--- Begin ---

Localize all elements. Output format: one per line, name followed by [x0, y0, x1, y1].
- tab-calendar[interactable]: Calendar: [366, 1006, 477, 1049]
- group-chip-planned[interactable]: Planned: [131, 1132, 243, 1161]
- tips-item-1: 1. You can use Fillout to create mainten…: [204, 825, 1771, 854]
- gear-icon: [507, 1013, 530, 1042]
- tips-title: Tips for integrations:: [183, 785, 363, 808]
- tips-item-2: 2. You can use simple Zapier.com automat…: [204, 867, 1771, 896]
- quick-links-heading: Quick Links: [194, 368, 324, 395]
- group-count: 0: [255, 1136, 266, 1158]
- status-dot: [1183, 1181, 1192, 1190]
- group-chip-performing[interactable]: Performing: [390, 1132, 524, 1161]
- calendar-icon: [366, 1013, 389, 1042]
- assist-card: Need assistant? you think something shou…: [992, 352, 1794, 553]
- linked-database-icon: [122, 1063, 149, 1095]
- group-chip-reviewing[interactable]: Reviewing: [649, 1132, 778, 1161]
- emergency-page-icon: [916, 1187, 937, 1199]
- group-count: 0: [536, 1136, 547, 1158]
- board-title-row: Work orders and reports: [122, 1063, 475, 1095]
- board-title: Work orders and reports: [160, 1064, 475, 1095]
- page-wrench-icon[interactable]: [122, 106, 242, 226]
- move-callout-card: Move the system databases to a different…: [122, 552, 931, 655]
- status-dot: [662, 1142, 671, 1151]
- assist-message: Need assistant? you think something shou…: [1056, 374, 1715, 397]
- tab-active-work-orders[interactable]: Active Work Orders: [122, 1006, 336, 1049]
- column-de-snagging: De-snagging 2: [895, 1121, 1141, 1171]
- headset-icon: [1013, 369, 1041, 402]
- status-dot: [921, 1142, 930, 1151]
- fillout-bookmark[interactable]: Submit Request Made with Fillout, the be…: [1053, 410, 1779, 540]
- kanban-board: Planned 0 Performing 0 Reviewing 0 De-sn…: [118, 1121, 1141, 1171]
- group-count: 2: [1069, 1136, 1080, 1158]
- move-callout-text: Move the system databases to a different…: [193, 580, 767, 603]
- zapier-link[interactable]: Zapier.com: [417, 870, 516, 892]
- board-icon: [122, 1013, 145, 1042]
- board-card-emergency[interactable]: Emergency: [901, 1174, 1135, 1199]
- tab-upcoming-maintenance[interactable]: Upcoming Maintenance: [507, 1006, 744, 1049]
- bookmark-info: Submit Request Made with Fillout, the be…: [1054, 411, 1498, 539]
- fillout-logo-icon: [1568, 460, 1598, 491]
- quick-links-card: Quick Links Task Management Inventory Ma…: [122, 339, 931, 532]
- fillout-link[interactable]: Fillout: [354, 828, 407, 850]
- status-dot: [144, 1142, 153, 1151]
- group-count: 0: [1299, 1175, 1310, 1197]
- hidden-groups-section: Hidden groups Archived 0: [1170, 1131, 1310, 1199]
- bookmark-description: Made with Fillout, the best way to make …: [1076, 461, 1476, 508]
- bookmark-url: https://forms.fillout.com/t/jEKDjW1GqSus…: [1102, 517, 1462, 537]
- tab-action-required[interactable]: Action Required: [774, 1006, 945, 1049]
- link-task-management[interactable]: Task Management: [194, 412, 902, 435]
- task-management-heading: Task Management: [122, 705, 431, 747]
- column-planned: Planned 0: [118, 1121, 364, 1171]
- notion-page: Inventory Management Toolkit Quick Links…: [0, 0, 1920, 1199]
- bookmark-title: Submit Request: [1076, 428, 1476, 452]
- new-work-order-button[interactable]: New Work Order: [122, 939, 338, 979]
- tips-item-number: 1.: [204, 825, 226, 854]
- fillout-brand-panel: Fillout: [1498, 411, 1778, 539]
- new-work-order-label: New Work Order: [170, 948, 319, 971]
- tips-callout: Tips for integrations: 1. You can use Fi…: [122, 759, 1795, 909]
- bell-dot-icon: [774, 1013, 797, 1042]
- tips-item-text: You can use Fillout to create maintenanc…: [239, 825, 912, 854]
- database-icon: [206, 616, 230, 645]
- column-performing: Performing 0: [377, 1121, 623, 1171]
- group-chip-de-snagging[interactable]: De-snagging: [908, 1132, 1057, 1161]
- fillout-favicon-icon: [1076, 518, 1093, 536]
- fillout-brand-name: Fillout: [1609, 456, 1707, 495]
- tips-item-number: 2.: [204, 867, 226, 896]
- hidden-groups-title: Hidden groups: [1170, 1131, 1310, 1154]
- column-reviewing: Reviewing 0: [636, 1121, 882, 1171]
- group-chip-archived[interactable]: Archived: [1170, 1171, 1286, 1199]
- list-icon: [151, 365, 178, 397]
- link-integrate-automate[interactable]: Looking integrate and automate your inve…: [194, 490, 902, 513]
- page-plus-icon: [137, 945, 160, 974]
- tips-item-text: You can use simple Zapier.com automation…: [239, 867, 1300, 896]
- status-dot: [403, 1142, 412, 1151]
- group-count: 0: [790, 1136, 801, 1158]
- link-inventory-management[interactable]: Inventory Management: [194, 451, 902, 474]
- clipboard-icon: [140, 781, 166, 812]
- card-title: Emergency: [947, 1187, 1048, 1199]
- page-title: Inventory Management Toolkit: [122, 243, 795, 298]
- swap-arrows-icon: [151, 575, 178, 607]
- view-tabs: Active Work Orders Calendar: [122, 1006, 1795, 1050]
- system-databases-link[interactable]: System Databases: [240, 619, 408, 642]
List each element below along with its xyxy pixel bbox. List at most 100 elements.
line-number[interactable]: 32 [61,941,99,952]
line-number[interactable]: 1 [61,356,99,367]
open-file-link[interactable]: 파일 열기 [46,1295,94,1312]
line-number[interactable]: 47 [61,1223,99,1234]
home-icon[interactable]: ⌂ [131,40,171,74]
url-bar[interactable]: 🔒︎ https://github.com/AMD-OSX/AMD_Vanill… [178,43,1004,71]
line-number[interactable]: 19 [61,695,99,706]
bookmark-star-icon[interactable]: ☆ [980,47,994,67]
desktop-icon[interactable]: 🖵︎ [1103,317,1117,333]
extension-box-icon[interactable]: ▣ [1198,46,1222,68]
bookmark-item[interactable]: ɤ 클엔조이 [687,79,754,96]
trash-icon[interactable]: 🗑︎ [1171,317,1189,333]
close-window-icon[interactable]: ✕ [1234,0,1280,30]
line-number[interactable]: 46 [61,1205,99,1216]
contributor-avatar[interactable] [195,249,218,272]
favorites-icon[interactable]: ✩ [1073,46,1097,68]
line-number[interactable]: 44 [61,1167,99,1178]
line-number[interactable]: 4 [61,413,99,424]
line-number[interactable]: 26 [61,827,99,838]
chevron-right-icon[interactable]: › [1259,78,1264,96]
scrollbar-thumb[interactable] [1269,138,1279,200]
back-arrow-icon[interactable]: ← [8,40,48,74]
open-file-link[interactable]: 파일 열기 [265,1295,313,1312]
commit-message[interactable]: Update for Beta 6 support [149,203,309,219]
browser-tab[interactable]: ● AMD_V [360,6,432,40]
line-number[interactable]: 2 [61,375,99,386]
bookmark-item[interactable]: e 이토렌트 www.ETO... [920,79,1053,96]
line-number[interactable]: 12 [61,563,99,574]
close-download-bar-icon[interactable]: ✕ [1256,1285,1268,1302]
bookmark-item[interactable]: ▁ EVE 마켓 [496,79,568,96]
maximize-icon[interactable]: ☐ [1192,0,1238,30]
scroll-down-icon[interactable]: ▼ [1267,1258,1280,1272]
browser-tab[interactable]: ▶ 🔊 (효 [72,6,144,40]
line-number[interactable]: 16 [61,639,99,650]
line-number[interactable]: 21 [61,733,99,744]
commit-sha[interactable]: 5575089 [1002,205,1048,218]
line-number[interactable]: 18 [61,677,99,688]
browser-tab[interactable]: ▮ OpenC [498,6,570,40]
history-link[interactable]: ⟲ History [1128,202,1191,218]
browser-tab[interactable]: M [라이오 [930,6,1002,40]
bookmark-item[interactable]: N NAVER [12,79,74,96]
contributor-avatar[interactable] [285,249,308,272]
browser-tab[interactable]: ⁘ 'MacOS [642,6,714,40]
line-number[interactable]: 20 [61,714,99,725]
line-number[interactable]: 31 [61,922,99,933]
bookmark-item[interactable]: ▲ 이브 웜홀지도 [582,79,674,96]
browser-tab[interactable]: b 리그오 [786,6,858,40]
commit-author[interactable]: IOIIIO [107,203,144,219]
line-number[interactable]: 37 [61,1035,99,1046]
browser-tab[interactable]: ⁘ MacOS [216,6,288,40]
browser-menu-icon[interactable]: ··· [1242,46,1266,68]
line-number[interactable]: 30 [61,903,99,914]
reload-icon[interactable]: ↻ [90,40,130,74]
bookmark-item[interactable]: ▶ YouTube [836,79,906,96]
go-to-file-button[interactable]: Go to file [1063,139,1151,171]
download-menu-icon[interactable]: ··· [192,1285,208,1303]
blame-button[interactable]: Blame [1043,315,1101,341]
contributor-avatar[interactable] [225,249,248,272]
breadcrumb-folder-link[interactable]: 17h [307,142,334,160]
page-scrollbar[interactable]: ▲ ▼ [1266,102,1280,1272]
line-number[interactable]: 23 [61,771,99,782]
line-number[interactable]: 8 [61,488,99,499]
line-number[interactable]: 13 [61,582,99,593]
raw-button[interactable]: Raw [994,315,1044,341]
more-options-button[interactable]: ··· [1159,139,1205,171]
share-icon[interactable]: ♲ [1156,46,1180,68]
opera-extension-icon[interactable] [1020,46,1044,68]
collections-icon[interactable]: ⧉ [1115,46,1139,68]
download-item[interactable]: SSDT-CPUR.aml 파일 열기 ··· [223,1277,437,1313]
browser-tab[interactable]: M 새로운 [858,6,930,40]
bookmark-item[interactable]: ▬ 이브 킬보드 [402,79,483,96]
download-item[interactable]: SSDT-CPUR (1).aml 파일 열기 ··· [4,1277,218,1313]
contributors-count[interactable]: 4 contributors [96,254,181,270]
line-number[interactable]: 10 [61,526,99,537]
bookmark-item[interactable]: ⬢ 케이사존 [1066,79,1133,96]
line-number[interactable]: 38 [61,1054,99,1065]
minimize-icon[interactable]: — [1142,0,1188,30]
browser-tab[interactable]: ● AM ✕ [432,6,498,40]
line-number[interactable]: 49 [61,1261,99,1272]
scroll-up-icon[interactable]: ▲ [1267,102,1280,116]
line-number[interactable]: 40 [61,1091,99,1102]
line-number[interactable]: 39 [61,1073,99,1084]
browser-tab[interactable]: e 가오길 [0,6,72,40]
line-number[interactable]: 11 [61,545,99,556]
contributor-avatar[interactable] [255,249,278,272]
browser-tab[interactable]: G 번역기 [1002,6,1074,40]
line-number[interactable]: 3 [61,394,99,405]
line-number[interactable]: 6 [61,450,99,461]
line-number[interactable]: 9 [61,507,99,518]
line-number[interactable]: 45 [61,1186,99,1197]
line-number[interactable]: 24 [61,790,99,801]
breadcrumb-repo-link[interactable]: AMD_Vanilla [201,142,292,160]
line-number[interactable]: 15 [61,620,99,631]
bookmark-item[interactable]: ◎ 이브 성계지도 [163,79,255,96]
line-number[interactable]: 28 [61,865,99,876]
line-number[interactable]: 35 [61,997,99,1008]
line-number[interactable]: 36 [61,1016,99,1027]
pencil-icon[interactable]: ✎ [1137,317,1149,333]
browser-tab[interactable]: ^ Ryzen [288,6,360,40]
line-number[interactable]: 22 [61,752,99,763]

--- End ---

Copy the data exactly, starting with its first line and going on through the line that contains "- quick-links-heading: Quick".

Answer to this problem >>
Localize all elements. Output format: one per line, name followed by [x0, y0, x1, y1].
- tab-calendar[interactable]: Calendar: [366, 1006, 477, 1049]
- group-chip-planned[interactable]: Planned: [131, 1132, 243, 1161]
- tips-item-1: 1. You can use Fillout to create mainten…: [204, 825, 1771, 854]
- gear-icon: [507, 1013, 530, 1042]
- tips-title: Tips for integrations:: [183, 785, 363, 808]
- tips-item-2: 2. You can use simple Zapier.com automat…: [204, 867, 1771, 896]
- quick-links-heading: Quick Links: [194, 368, 324, 395]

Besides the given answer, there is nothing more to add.